#### TASK DIRECTIONS:
Copy out all lines where "title" appears.

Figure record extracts
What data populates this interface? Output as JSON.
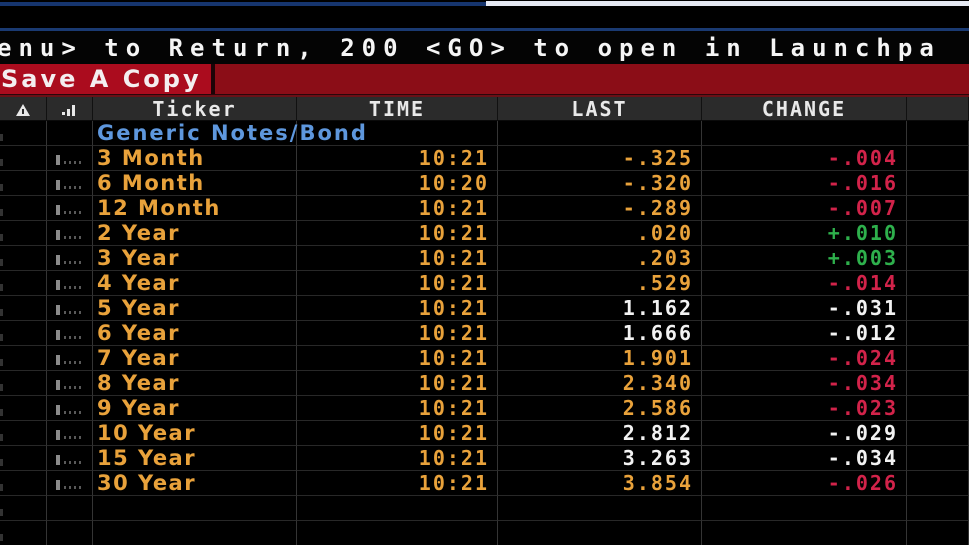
{
  "message_bar": {
    "text": "enu> to Return, 200 <GO> to open in Launchpa"
  },
  "toolbar": {
    "save_label": "Save A Copy"
  },
  "table": {
    "group_label": "Generic Notes/Bond",
    "header": {
      "ticker": "Ticker",
      "time": "TIME",
      "last": "LAST",
      "change": "CHANGE"
    },
    "rows": [
      {
        "ticker": "3 Month",
        "time": "10:21",
        "last": "-.325",
        "change": "-.004",
        "last_color": "orange",
        "change_color": "red"
      },
      {
        "ticker": "6 Month",
        "time": "10:20",
        "last": "-.320",
        "change": "-.016",
        "last_color": "orange",
        "change_color": "red"
      },
      {
        "ticker": "12 Month",
        "time": "10:21",
        "last": "-.289",
        "change": "-.007",
        "last_color": "orange",
        "change_color": "red"
      },
      {
        "ticker": "2 Year",
        "time": "10:21",
        "last": ".020",
        "change": "+.010",
        "last_color": "orange",
        "change_color": "green"
      },
      {
        "ticker": "3 Year",
        "time": "10:21",
        "last": ".203",
        "change": "+.003",
        "last_color": "orange",
        "change_color": "green"
      },
      {
        "ticker": "4 Year",
        "time": "10:21",
        "last": ".529",
        "change": "-.014",
        "last_color": "orange",
        "change_color": "red"
      },
      {
        "ticker": "5 Year",
        "time": "10:21",
        "last": "1.162",
        "change": "-.031",
        "last_color": "white",
        "change_color": "white"
      },
      {
        "ticker": "6 Year",
        "time": "10:21",
        "last": "1.666",
        "change": "-.012",
        "last_color": "white",
        "change_color": "white"
      },
      {
        "ticker": "7 Year",
        "time": "10:21",
        "last": "1.901",
        "change": "-.024",
        "last_color": "orange",
        "change_color": "red"
      },
      {
        "ticker": "8 Year",
        "time": "10:21",
        "last": "2.340",
        "change": "-.034",
        "last_color": "orange",
        "change_color": "red"
      },
      {
        "ticker": "9 Year",
        "time": "10:21",
        "last": "2.586",
        "change": "-.023",
        "last_color": "orange",
        "change_color": "red"
      },
      {
        "ticker": "10 Year",
        "time": "10:21",
        "last": "2.812",
        "change": "-.029",
        "last_color": "white",
        "change_color": "white"
      },
      {
        "ticker": "15 Year",
        "time": "10:21",
        "last": "3.263",
        "change": "-.034",
        "last_color": "white",
        "change_color": "white"
      },
      {
        "ticker": "30 Year",
        "time": "10:21",
        "last": "3.854",
        "change": "-.026",
        "last_color": "orange",
        "change_color": "red"
      }
    ]
  },
  "icons": {
    "alert_column": "alert-triangle-icon",
    "chart_column": "bar-chart-icon",
    "row_marker": "mini-bar-dots-icon"
  },
  "colors": {
    "accent-navy": "#16356e",
    "accent-light": "#e6eaf4",
    "red-left": "#ab0c1e",
    "red-right": "#8b0d17",
    "header-bg": "#2b2b2b",
    "header-text": "#e9e9e9",
    "orange": "#e9a23b",
    "white-val": "#f2f2f2",
    "red-val": "#d2234a",
    "green-val": "#2eb04c",
    "blue-label": "#5e97dd",
    "grid-v": "#343434",
    "grid-h": "#282828",
    "icon-gray": "#8b8b8b"
  }
}
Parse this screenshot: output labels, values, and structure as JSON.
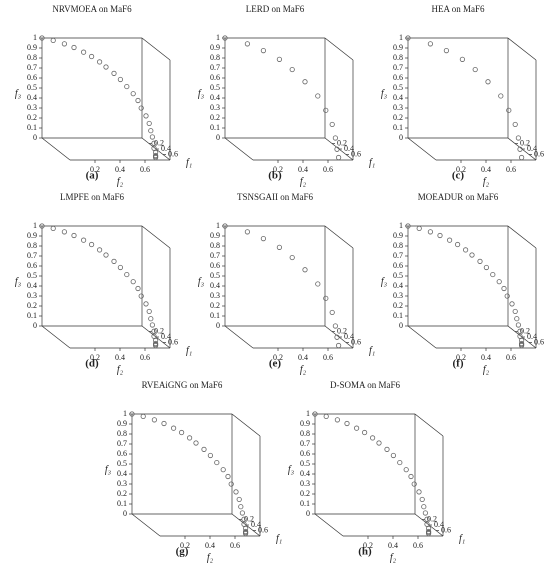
{
  "chart_data": [
    {
      "type": "scatter3d",
      "title": "NRVMOEA on MaF6",
      "label": "(a)",
      "xlabel": "f₁",
      "ylabel": "f₂",
      "zlabel": "f₃",
      "color": "#666666",
      "xlim": [
        0,
        0.8
      ],
      "ylim": [
        0,
        0.8
      ],
      "zlim": [
        0,
        1
      ],
      "xticks": [
        0.2,
        0.4,
        0.6
      ],
      "yticks": [
        0.2,
        0.4,
        0.6
      ],
      "zticks": [
        0,
        0.1,
        0.2,
        0.3,
        0.4,
        0.5,
        0.6,
        0.7,
        0.8,
        0.9,
        1
      ],
      "x": [
        0,
        0.07,
        0.14,
        0.2,
        0.26,
        0.31,
        0.36,
        0.4,
        0.45,
        0.49,
        0.53,
        0.57,
        0.6,
        0.62,
        0.65,
        0.67,
        0.68,
        0.69,
        0.7,
        0.7,
        0.71,
        0.71,
        0.71,
        0.71
      ],
      "y": [
        0,
        0.07,
        0.14,
        0.2,
        0.26,
        0.31,
        0.36,
        0.4,
        0.45,
        0.49,
        0.53,
        0.57,
        0.6,
        0.62,
        0.65,
        0.67,
        0.68,
        0.69,
        0.7,
        0.7,
        0.71,
        0.71,
        0.71,
        0.71
      ],
      "z": [
        1,
        0.995,
        0.98,
        0.96,
        0.93,
        0.9,
        0.86,
        0.82,
        0.77,
        0.72,
        0.66,
        0.6,
        0.54,
        0.47,
        0.4,
        0.33,
        0.26,
        0.2,
        0.14,
        0.09,
        0.05,
        0.02,
        0.01,
        0
      ]
    },
    {
      "type": "scatter3d",
      "title": "LERD on MaF6",
      "label": "(b)",
      "xlabel": "f₁",
      "ylabel": "f₂",
      "zlabel": "f₃",
      "color": "#666666",
      "xlim": [
        0,
        0.8
      ],
      "ylim": [
        0,
        0.8
      ],
      "zlim": [
        0,
        1
      ],
      "xticks": [
        0.2,
        0.4,
        0.6
      ],
      "yticks": [
        0.2,
        0.4,
        0.6
      ],
      "zticks": [
        0,
        0.1,
        0.2,
        0.3,
        0.4,
        0.5,
        0.6,
        0.7,
        0.8,
        0.9,
        1
      ],
      "x": [
        0,
        0.14,
        0.24,
        0.34,
        0.42,
        0.5,
        0.58,
        0.63,
        0.67,
        0.69,
        0.7,
        0.71
      ],
      "y": [
        0,
        0.14,
        0.24,
        0.34,
        0.42,
        0.5,
        0.58,
        0.63,
        0.67,
        0.69,
        0.7,
        0.71
      ],
      "z": [
        1,
        0.98,
        0.94,
        0.88,
        0.8,
        0.7,
        0.58,
        0.45,
        0.32,
        0.19,
        0.08,
        0
      ]
    },
    {
      "type": "scatter3d",
      "title": "HEA on MaF6",
      "label": "(c)",
      "xlabel": "f₁",
      "ylabel": "f₂",
      "zlabel": "f₃",
      "color": "#666666",
      "xlim": [
        0,
        0.8
      ],
      "ylim": [
        0,
        0.8
      ],
      "zlim": [
        0,
        1
      ],
      "xticks": [
        0.2,
        0.4,
        0.6
      ],
      "yticks": [
        0.2,
        0.4,
        0.6
      ],
      "zticks": [
        0,
        0.1,
        0.2,
        0.3,
        0.4,
        0.5,
        0.6,
        0.7,
        0.8,
        0.9,
        1
      ],
      "x": [
        0,
        0.14,
        0.24,
        0.34,
        0.42,
        0.5,
        0.58,
        0.63,
        0.67,
        0.69,
        0.7,
        0.71
      ],
      "y": [
        0,
        0.14,
        0.24,
        0.34,
        0.42,
        0.5,
        0.58,
        0.63,
        0.67,
        0.69,
        0.7,
        0.71
      ],
      "z": [
        1,
        0.98,
        0.94,
        0.88,
        0.8,
        0.7,
        0.58,
        0.45,
        0.32,
        0.19,
        0.08,
        0
      ]
    },
    {
      "type": "scatter3d",
      "title": "LMPFE on MaF6",
      "label": "(d)",
      "xlabel": "f₁",
      "ylabel": "f₂",
      "zlabel": "f₃",
      "color": "#666666",
      "xlim": [
        0,
        0.8
      ],
      "ylim": [
        0,
        0.8
      ],
      "zlim": [
        0,
        1
      ],
      "xticks": [
        0.2,
        0.4,
        0.6
      ],
      "yticks": [
        0.2,
        0.4,
        0.6
      ],
      "zticks": [
        0,
        0.1,
        0.2,
        0.3,
        0.4,
        0.5,
        0.6,
        0.7,
        0.8,
        0.9,
        1
      ],
      "x": [
        0,
        0.07,
        0.14,
        0.2,
        0.26,
        0.31,
        0.36,
        0.4,
        0.45,
        0.49,
        0.53,
        0.57,
        0.6,
        0.62,
        0.65,
        0.67,
        0.68,
        0.69,
        0.7,
        0.7,
        0.71,
        0.71,
        0.71,
        0.71
      ],
      "y": [
        0,
        0.07,
        0.14,
        0.2,
        0.26,
        0.31,
        0.36,
        0.4,
        0.45,
        0.49,
        0.53,
        0.57,
        0.6,
        0.62,
        0.65,
        0.67,
        0.68,
        0.69,
        0.7,
        0.7,
        0.71,
        0.71,
        0.71,
        0.71
      ],
      "z": [
        1,
        0.995,
        0.98,
        0.96,
        0.93,
        0.9,
        0.86,
        0.82,
        0.77,
        0.72,
        0.66,
        0.6,
        0.54,
        0.47,
        0.4,
        0.33,
        0.26,
        0.2,
        0.14,
        0.09,
        0.05,
        0.02,
        0.01,
        0
      ]
    },
    {
      "type": "scatter3d",
      "title": "TSNSGAII on MaF6",
      "label": "(e)",
      "xlabel": "f₁",
      "ylabel": "f₂",
      "zlabel": "f₃",
      "color": "#666666",
      "xlim": [
        0,
        0.8
      ],
      "ylim": [
        0,
        0.8
      ],
      "zlim": [
        0,
        1
      ],
      "xticks": [
        0.2,
        0.4,
        0.6
      ],
      "yticks": [
        0.2,
        0.4,
        0.6
      ],
      "zticks": [
        0,
        0.1,
        0.2,
        0.3,
        0.4,
        0.5,
        0.6,
        0.7,
        0.8,
        0.9,
        1
      ],
      "x": [
        0,
        0.14,
        0.24,
        0.34,
        0.42,
        0.5,
        0.58,
        0.63,
        0.67,
        0.69,
        0.7,
        0.71
      ],
      "y": [
        0,
        0.14,
        0.24,
        0.34,
        0.42,
        0.5,
        0.58,
        0.63,
        0.67,
        0.69,
        0.7,
        0.71
      ],
      "z": [
        1,
        0.98,
        0.94,
        0.88,
        0.8,
        0.7,
        0.58,
        0.45,
        0.32,
        0.19,
        0.08,
        0
      ]
    },
    {
      "type": "scatter3d",
      "title": "MOEADUR on MaF6",
      "label": "(f)",
      "xlabel": "f₁",
      "ylabel": "f₂",
      "zlabel": "f₃",
      "color": "#666666",
      "xlim": [
        0,
        0.8
      ],
      "ylim": [
        0,
        0.8
      ],
      "zlim": [
        0,
        1
      ],
      "xticks": [
        0.2,
        0.4,
        0.6
      ],
      "yticks": [
        0.2,
        0.4,
        0.6
      ],
      "zticks": [
        0,
        0.1,
        0.2,
        0.3,
        0.4,
        0.5,
        0.6,
        0.7,
        0.8,
        0.9,
        1
      ],
      "x": [
        0,
        0.07,
        0.14,
        0.2,
        0.26,
        0.31,
        0.36,
        0.4,
        0.45,
        0.49,
        0.53,
        0.57,
        0.6,
        0.62,
        0.65,
        0.67,
        0.68,
        0.69,
        0.7,
        0.7,
        0.71,
        0.71,
        0.71,
        0.71
      ],
      "y": [
        0,
        0.07,
        0.14,
        0.2,
        0.26,
        0.31,
        0.36,
        0.4,
        0.45,
        0.49,
        0.53,
        0.57,
        0.6,
        0.62,
        0.65,
        0.67,
        0.68,
        0.69,
        0.7,
        0.7,
        0.71,
        0.71,
        0.71,
        0.71
      ],
      "z": [
        1,
        0.995,
        0.98,
        0.96,
        0.93,
        0.9,
        0.86,
        0.82,
        0.77,
        0.72,
        0.66,
        0.6,
        0.54,
        0.47,
        0.4,
        0.33,
        0.26,
        0.2,
        0.14,
        0.09,
        0.05,
        0.02,
        0.01,
        0
      ]
    },
    {
      "type": "scatter3d",
      "title": "RVEAiGNG on MaF6",
      "label": "(g)",
      "xlabel": "f₁",
      "ylabel": "f₂",
      "zlabel": "f₃",
      "color": "#666666",
      "xlim": [
        0,
        0.8
      ],
      "ylim": [
        0,
        0.8
      ],
      "zlim": [
        0,
        1
      ],
      "xticks": [
        0.2,
        0.4,
        0.6
      ],
      "yticks": [
        0.2,
        0.4,
        0.6
      ],
      "zticks": [
        0,
        0.1,
        0.2,
        0.3,
        0.4,
        0.5,
        0.6,
        0.7,
        0.8,
        0.9,
        1
      ],
      "x": [
        0,
        0.07,
        0.14,
        0.2,
        0.26,
        0.31,
        0.36,
        0.4,
        0.45,
        0.49,
        0.53,
        0.57,
        0.6,
        0.62,
        0.65,
        0.67,
        0.68,
        0.69,
        0.7,
        0.7,
        0.71,
        0.71,
        0.71,
        0.71
      ],
      "y": [
        0,
        0.07,
        0.14,
        0.2,
        0.26,
        0.31,
        0.36,
        0.4,
        0.45,
        0.49,
        0.53,
        0.57,
        0.6,
        0.62,
        0.65,
        0.67,
        0.68,
        0.69,
        0.7,
        0.7,
        0.71,
        0.71,
        0.71,
        0.71
      ],
      "z": [
        1,
        0.995,
        0.98,
        0.96,
        0.93,
        0.9,
        0.86,
        0.82,
        0.77,
        0.72,
        0.66,
        0.6,
        0.54,
        0.47,
        0.4,
        0.33,
        0.26,
        0.2,
        0.14,
        0.09,
        0.05,
        0.02,
        0.01,
        0
      ]
    },
    {
      "type": "scatter3d",
      "title": "D-SOMA on MaF6",
      "label": "(h)",
      "xlabel": "f₁",
      "ylabel": "f₂",
      "zlabel": "f₃",
      "color": "#666666",
      "xlim": [
        0,
        0.8
      ],
      "ylim": [
        0,
        0.8
      ],
      "zlim": [
        0,
        1
      ],
      "xticks": [
        0.2,
        0.4,
        0.6
      ],
      "yticks": [
        0.2,
        0.4,
        0.6
      ],
      "zticks": [
        0,
        0.1,
        0.2,
        0.3,
        0.4,
        0.5,
        0.6,
        0.7,
        0.8,
        0.9,
        1
      ],
      "x": [
        0,
        0.07,
        0.14,
        0.2,
        0.26,
        0.31,
        0.36,
        0.4,
        0.45,
        0.49,
        0.53,
        0.57,
        0.6,
        0.62,
        0.65,
        0.67,
        0.68,
        0.69,
        0.7,
        0.7,
        0.71,
        0.71,
        0.71,
        0.71
      ],
      "y": [
        0,
        0.07,
        0.14,
        0.2,
        0.26,
        0.31,
        0.36,
        0.4,
        0.45,
        0.49,
        0.53,
        0.57,
        0.6,
        0.62,
        0.65,
        0.67,
        0.68,
        0.69,
        0.7,
        0.7,
        0.71,
        0.71,
        0.71,
        0.71
      ],
      "z": [
        1,
        0.995,
        0.98,
        0.96,
        0.93,
        0.9,
        0.86,
        0.82,
        0.77,
        0.72,
        0.66,
        0.6,
        0.54,
        0.47,
        0.4,
        0.33,
        0.26,
        0.2,
        0.14,
        0.09,
        0.05,
        0.02,
        0.01,
        0
      ]
    }
  ]
}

#### SOLVED EXERCISE:
      "title": "NRVMOEA on MaF6",
      "title": "LERD on MaF6",
      "title": "HEA on MaF6",
      "title": "LMPFE on MaF6",
      "title": "TSNSGAII on MaF6",
      "title": "MOEADUR on MaF6",
      "title": "RVEAiGNG on MaF6",
      "title": "D-SOMA on MaF6",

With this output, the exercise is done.